*Texto proporcionado*
Mazarrulleque volvió a llenarse de sonido, color y tradición el pasado sábado 27 de septiembre con motivo de la celebración del II Encuentro de Endiabladas de la provincia de Cuenca, una cita que logró congregar a distintas localidades en torno a una de las manifestaciones más singulares de nuestro patrimonio cultural inmaterial.

El evento se desarrolló entre las 17:00 y las 20:00 horas, con un recorrido que partió desde la iglesia de San Martín y que llevó a las cuadrillas de diablos y diablas por las calles del pueblo. Participaron las endiabladas de Almonacid del Marquesado, El Hito, Carboneras de Guadazaón, Huete —en su modalidad de danzantes—, Torrejóncillo del Rey —que retomaba esta tradición tras años de ausencia— y los propios anfitriones de Mazarrulleque, que trabajan desde hace tiempo en la recuperación de sus fiestas de «Los Diablos».
La cita no solo permitió mostrar la riqueza y diversidad de estas tradiciones, sino también ponerlas en común, comparando semejanzas y diferencias y proyectándolas a nivel provincial y regional. Además, al celebrarse en septiembre, ofreció la posibilidad de reunir a todas las cuadrillas fuera de sus fiestas habituales, que suelen coincidir en invierno con celebraciones como La Candelaria, San Blas o Todos los Santos.

[Entradas de datos guardadas]
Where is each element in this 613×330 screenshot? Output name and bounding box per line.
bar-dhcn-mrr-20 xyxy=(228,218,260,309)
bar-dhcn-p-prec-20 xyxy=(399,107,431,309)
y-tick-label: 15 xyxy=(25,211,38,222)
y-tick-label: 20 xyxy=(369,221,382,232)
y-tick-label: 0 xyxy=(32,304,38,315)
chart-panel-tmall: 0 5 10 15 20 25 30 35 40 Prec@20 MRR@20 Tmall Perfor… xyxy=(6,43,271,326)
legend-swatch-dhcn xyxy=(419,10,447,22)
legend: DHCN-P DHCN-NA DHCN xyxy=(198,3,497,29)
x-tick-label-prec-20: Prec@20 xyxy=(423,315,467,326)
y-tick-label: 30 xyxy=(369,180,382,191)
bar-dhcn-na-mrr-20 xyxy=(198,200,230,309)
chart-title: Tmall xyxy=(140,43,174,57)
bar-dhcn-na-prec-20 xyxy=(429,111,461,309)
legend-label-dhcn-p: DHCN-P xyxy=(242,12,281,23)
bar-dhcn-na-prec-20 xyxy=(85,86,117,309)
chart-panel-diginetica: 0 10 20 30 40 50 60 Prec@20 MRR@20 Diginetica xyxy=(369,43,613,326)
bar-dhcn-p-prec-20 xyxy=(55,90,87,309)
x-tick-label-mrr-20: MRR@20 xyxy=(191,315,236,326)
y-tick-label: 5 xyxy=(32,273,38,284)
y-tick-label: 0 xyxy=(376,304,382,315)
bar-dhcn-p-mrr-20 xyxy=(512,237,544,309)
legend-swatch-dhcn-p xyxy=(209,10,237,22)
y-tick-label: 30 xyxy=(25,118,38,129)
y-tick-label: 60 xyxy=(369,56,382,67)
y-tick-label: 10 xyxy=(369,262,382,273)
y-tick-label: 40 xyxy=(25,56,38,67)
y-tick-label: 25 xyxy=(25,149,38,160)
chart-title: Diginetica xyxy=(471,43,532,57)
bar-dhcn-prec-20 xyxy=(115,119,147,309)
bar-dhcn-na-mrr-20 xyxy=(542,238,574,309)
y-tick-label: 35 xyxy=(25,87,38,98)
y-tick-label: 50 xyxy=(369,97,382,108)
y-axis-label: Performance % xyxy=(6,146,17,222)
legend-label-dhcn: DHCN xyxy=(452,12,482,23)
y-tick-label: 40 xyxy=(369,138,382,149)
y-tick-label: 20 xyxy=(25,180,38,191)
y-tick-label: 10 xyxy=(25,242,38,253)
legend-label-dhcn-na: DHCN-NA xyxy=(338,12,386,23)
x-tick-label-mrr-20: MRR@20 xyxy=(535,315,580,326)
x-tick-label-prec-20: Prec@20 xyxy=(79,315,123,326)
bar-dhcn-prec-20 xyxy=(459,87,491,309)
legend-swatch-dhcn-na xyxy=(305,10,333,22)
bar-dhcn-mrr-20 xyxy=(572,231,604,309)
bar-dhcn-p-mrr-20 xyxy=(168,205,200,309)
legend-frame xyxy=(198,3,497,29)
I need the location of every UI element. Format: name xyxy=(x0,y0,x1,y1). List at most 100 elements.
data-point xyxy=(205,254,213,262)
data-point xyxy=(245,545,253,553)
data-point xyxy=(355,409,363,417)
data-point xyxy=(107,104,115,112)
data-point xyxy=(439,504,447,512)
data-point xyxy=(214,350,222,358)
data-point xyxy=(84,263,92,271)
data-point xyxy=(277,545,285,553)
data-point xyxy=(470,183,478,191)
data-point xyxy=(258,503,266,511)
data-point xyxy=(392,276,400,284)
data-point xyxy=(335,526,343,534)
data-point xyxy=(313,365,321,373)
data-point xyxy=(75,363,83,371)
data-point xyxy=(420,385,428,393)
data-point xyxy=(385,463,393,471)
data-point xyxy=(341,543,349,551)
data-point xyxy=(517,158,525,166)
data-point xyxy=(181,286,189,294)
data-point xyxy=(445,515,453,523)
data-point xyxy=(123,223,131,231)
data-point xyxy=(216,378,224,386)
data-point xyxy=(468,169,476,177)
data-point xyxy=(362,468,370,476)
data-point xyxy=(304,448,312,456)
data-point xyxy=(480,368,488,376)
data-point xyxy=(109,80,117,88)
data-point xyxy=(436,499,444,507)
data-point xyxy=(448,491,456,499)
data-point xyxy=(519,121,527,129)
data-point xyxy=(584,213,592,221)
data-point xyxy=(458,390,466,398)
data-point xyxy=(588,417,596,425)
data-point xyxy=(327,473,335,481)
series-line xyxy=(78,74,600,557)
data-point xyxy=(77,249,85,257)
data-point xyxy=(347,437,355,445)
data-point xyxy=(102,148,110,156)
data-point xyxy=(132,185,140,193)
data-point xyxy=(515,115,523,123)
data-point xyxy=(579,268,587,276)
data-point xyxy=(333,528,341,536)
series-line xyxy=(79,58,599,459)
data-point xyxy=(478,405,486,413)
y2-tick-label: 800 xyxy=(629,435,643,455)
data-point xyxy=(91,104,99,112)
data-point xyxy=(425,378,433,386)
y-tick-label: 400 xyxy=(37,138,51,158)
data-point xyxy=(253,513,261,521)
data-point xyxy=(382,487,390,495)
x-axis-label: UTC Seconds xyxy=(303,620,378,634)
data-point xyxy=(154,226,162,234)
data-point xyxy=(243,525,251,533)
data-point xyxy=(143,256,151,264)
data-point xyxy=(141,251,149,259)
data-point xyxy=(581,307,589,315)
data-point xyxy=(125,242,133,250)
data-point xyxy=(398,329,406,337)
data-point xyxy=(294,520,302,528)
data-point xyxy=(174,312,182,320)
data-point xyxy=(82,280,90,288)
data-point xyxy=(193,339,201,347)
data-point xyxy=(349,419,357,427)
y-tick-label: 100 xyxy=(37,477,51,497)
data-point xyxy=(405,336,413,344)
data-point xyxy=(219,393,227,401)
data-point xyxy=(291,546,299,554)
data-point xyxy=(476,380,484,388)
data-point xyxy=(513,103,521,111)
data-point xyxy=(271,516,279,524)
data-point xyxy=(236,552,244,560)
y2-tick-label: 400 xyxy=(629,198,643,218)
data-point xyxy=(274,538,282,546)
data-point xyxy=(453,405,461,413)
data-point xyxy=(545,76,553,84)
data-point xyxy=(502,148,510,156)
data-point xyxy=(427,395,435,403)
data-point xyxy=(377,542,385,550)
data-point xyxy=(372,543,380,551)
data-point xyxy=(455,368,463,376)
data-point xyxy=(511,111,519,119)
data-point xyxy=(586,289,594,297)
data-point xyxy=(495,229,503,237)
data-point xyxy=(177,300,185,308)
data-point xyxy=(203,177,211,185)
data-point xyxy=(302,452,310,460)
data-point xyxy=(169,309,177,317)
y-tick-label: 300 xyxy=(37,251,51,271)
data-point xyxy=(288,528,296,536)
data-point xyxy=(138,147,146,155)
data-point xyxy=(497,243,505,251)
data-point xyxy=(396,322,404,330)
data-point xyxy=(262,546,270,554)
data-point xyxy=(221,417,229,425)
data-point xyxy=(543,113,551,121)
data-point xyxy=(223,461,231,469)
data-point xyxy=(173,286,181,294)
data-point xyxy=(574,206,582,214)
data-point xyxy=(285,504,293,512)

*Con la información*
• A. Responde, por favor, estas preguntas sobre el texto del encuentro de endiabladas:
(i) ¿Entre qué horas se desarrolló el evento?
(ii) ¿Desde dónde partió el recorrido?
(iii) ¿Con qué celebraciones suelen coincidir en invierno las fiestas habituales de las cuadrillas?
• B. Escribe la continuación del texto del encuentro de endiabladas a partir de su última frase.

*Respuestas numeradas*
• A.
(i) Entre las 17:00 y las 20:00 horas.
(ii) Desde la iglesia de San Martín.
(iii) Con La Candelaria, San Blas o Todos los Santos.

• B.
La primera edición del encuentro, celebrada en 2024, ya despertó un gran interés y en esta segunda ocasión se consolidó como un espacio de hermanamiento y convivencia entre vecinos y participantes, logrando atraer de nuevo a numeroso público. La organización confía en que este proyecto siga creciendo y logre convertirse en una referencia cultural dentro y fuera de la provincia.

Mazarrulleque, inmerso desde 2022 en un proceso de recuperación de su endiablada de San Blas, ha dado pasos importantes con investigaciones, publicaciones y la confección de nuevos trajes inspirados en la tradición. La celebración de este II Encuentro ha supuesto un impulso decisivo para reforzar ese trabajo y demostrar que se trata de una manifestación patrimonial viva y con futuro.
El encuentro deja patente que las endiabladas no son solo una tradición festiva, sino un patrimonio compartido que une a los pueblos de Cuenca en torno a su historia y cultura.